Reproduce all entries word for word.
**** Data provided ****
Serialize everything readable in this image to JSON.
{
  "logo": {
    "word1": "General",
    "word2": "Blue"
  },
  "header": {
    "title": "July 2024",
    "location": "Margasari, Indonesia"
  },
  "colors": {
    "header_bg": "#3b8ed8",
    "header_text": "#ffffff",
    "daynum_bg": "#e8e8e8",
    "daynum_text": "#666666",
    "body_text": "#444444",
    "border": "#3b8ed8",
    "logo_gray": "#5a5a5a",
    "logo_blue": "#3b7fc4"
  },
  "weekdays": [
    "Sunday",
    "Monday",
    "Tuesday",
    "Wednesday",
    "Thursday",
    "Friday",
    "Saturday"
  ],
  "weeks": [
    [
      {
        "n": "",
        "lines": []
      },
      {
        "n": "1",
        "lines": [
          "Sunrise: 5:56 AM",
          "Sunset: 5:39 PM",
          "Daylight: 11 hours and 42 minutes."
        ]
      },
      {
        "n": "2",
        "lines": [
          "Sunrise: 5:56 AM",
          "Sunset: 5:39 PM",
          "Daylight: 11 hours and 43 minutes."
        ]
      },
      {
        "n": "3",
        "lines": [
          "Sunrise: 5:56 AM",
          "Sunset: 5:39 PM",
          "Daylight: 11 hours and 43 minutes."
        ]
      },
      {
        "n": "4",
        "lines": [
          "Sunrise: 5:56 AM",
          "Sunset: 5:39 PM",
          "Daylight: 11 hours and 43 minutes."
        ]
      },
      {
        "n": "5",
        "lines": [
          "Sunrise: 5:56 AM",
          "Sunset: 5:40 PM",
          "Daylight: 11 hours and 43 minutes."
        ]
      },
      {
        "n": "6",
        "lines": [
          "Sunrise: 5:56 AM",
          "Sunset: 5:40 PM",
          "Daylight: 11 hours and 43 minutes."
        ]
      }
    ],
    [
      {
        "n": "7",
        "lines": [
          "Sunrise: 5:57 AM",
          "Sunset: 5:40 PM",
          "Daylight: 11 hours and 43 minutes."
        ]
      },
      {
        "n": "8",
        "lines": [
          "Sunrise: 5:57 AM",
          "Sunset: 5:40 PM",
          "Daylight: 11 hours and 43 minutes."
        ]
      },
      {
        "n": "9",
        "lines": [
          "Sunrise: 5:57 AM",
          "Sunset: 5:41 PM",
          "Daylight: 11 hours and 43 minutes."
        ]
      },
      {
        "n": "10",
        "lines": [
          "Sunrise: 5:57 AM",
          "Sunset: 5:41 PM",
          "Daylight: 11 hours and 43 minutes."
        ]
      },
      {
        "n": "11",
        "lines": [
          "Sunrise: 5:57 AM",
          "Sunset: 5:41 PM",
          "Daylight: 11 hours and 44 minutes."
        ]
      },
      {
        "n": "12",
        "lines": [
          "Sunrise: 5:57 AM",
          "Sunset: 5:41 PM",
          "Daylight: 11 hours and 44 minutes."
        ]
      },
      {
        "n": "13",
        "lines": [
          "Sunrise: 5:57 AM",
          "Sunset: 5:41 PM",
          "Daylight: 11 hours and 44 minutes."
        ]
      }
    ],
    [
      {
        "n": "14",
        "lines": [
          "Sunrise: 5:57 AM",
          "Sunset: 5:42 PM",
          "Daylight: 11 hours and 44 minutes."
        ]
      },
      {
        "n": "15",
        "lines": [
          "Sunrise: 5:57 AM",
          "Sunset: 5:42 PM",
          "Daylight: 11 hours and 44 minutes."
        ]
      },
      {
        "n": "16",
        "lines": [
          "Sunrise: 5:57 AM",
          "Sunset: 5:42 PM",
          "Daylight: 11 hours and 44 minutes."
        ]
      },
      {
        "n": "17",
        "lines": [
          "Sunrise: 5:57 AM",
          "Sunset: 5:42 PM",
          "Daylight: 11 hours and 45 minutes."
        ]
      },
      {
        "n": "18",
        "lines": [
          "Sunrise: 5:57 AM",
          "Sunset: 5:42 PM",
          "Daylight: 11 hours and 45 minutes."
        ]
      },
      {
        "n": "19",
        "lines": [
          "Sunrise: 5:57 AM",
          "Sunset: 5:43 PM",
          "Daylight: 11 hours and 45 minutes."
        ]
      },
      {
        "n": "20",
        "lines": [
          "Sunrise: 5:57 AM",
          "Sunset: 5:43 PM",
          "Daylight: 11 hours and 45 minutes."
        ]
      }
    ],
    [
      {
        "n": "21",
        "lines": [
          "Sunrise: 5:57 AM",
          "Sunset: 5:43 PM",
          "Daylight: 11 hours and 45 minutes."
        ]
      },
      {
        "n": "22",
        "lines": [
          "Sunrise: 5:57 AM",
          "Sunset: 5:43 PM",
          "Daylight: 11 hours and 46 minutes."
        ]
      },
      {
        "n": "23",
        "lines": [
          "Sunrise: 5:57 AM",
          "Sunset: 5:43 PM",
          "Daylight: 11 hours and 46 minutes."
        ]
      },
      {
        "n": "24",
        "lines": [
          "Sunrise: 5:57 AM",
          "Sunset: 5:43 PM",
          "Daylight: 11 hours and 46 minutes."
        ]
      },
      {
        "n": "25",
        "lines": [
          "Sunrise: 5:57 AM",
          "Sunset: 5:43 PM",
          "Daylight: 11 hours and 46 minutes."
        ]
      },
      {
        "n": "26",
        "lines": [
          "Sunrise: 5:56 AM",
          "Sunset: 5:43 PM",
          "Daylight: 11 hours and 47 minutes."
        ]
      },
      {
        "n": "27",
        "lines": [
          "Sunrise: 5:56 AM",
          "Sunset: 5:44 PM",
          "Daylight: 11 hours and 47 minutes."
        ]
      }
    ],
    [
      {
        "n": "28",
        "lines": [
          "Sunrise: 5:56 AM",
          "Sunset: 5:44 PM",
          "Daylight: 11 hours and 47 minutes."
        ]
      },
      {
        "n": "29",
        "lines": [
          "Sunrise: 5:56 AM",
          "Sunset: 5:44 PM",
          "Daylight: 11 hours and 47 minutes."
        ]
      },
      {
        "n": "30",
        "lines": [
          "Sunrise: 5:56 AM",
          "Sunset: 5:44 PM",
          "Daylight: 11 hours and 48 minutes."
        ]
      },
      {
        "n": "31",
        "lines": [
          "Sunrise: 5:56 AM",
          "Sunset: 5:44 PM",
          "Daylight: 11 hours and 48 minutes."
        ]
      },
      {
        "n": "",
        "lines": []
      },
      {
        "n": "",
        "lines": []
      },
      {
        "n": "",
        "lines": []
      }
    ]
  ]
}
****
▸ The result:
Serialize everything readable in this image to JSON.
{
  "logo": {
    "word1": "General",
    "word2": "Blue"
  },
  "header": {
    "title": "July 2024",
    "location": "Margasari, Indonesia"
  },
  "colors": {
    "header_bg": "#3b8ed8",
    "header_text": "#ffffff",
    "daynum_bg": "#e8e8e8",
    "daynum_text": "#666666",
    "body_text": "#444444",
    "border": "#3b8ed8",
    "logo_gray": "#5a5a5a",
    "logo_blue": "#3b7fc4"
  },
  "weekdays": [
    "Sunday",
    "Monday",
    "Tuesday",
    "Wednesday",
    "Thursday",
    "Friday",
    "Saturday"
  ],
  "weeks": [
    [
      {
        "n": "",
        "lines": []
      },
      {
        "n": "1",
        "lines": [
          "Sunrise: 5:56 AM",
          "Sunset: 5:39 PM",
          "Daylight: 11 hours and 42 minutes."
        ]
      },
      {
        "n": "2",
        "lines": [
          "Sunrise: 5:56 AM",
          "Sunset: 5:39 PM",
          "Daylight: 11 hours and 43 minutes."
        ]
      },
      {
        "n": "3",
        "lines": [
          "Sunrise: 5:56 AM",
          "Sunset: 5:39 PM",
          "Daylight: 11 hours and 43 minutes."
        ]
      },
      {
        "n": "4",
        "lines": [
          "Sunrise: 5:56 AM",
          "Sunset: 5:39 PM",
          "Daylight: 11 hours and 43 minutes."
        ]
      },
      {
        "n": "5",
        "lines": [
          "Sunrise: 5:56 AM",
          "Sunset: 5:40 PM",
          "Daylight: 11 hours and 43 minutes."
        ]
      },
      {
        "n": "6",
        "lines": [
          "Sunrise: 5:56 AM",
          "Sunset: 5:40 PM",
          "Daylight: 11 hours and 43 minutes."
        ]
      }
    ],
    [
      {
        "n": "7",
        "lines": [
          "Sunrise: 5:57 AM",
          "Sunset: 5:40 PM",
          "Daylight: 11 hours and 43 minutes."
        ]
      },
      {
        "n": "8",
        "lines": [
          "Sunrise: 5:57 AM",
          "Sunset: 5:40 PM",
          "Daylight: 11 hours and 43 minutes."
        ]
      },
      {
        "n": "9",
        "lines": [
          "Sunrise: 5:57 AM",
          "Sunset: 5:41 PM",
          "Daylight: 11 hours and 43 minutes."
        ]
      },
      {
        "n": "10",
        "lines": [
          "Sunrise: 5:57 AM",
          "Sunset: 5:41 PM",
          "Daylight: 11 hours and 43 minutes."
        ]
      },
      {
        "n": "11",
        "lines": [
          "Sunrise: 5:57 AM",
          "Sunset: 5:41 PM",
          "Daylight: 11 hours and 44 minutes."
        ]
      },
      {
        "n": "12",
        "lines": [
          "Sunrise: 5:57 AM",
          "Sunset: 5:41 PM",
          "Daylight: 11 hours and 44 minutes."
        ]
      },
      {
        "n": "13",
        "lines": [
          "Sunrise: 5:57 AM",
          "Sunset: 5:41 PM",
          "Daylight: 11 hours and 44 minutes."
        ]
      }
    ],
    [
      {
        "n": "14",
        "lines": [
          "Sunrise: 5:57 AM",
          "Sunset: 5:42 PM",
          "Daylight: 11 hours and 44 minutes."
        ]
      },
      {
        "n": "15",
        "lines": [
          "Sunrise: 5:57 AM",
          "Sunset: 5:42 PM",
          "Daylight: 11 hours and 44 minutes."
        ]
      },
      {
        "n": "16",
        "lines": [
          "Sunrise: 5:57 AM",
          "Sunset: 5:42 PM",
          "Daylight: 11 hours and 44 minutes."
        ]
      },
      {
        "n": "17",
        "lines": [
          "Sunrise: 5:57 AM",
          "Sunset: 5:42 PM",
          "Daylight: 11 hours and 45 minutes."
        ]
      },
      {
        "n": "18",
        "lines": [
          "Sunrise: 5:57 AM",
          "Sunset: 5:42 PM",
          "Daylight: 11 hours and 45 minutes."
        ]
      },
      {
        "n": "19",
        "lines": [
          "Sunrise: 5:57 AM",
          "Sunset: 5:43 PM",
          "Daylight: 11 hours and 45 minutes."
        ]
      },
      {
        "n": "20",
        "lines": [
          "Sunrise: 5:57 AM",
          "Sunset: 5:43 PM",
          "Daylight: 11 hours and 45 minutes."
        ]
      }
    ],
    [
      {
        "n": "21",
        "lines": [
          "Sunrise: 5:57 AM",
          "Sunset: 5:43 PM",
          "Daylight: 11 hours and 45 minutes."
        ]
      },
      {
        "n": "22",
        "lines": [
          "Sunrise: 5:57 AM",
          "Sunset: 5:43 PM",
          "Daylight: 11 hours and 46 minutes."
        ]
      },
      {
        "n": "23",
        "lines": [
          "Sunrise: 5:57 AM",
          "Sunset: 5:43 PM",
          "Daylight: 11 hours and 46 minutes."
        ]
      },
      {
        "n": "24",
        "lines": [
          "Sunrise: 5:57 AM",
          "Sunset: 5:43 PM",
          "Daylight: 11 hours and 46 minutes."
        ]
      },
      {
        "n": "25",
        "lines": [
          "Sunrise: 5:57 AM",
          "Sunset: 5:43 PM",
          "Daylight: 11 hours and 46 minutes."
        ]
      },
      {
        "n": "26",
        "lines": [
          "Sunrise: 5:56 AM",
          "Sunset: 5:43 PM",
          "Daylight: 11 hours and 47 minutes."
        ]
      },
      {
        "n": "27",
        "lines": [
          "Sunrise: 5:56 AM",
          "Sunset: 5:44 PM",
          "Daylight: 11 hours and 47 minutes."
        ]
      }
    ],
    [
      {
        "n": "28",
        "lines": [
          "Sunrise: 5:56 AM",
          "Sunset: 5:44 PM",
          "Daylight: 11 hours and 47 minutes."
        ]
      },
      {
        "n": "29",
        "lines": [
          "Sunrise: 5:56 AM",
          "Sunset: 5:44 PM",
          "Daylight: 11 hours and 47 minutes."
        ]
      },
      {
        "n": "30",
        "lines": [
          "Sunrise: 5:56 AM",
          "Sunset: 5:44 PM",
          "Daylight: 11 hours and 48 minutes."
        ]
      },
      {
        "n": "31",
        "lines": [
          "Sunrise: 5:56 AM",
          "Sunset: 5:44 PM",
          "Daylight: 11 hours and 48 minutes."
        ]
      },
      {
        "n": "",
        "lines": []
      },
      {
        "n": "",
        "lines": []
      },
      {
        "n": "",
        "lines": []
      }
    ]
  ]
}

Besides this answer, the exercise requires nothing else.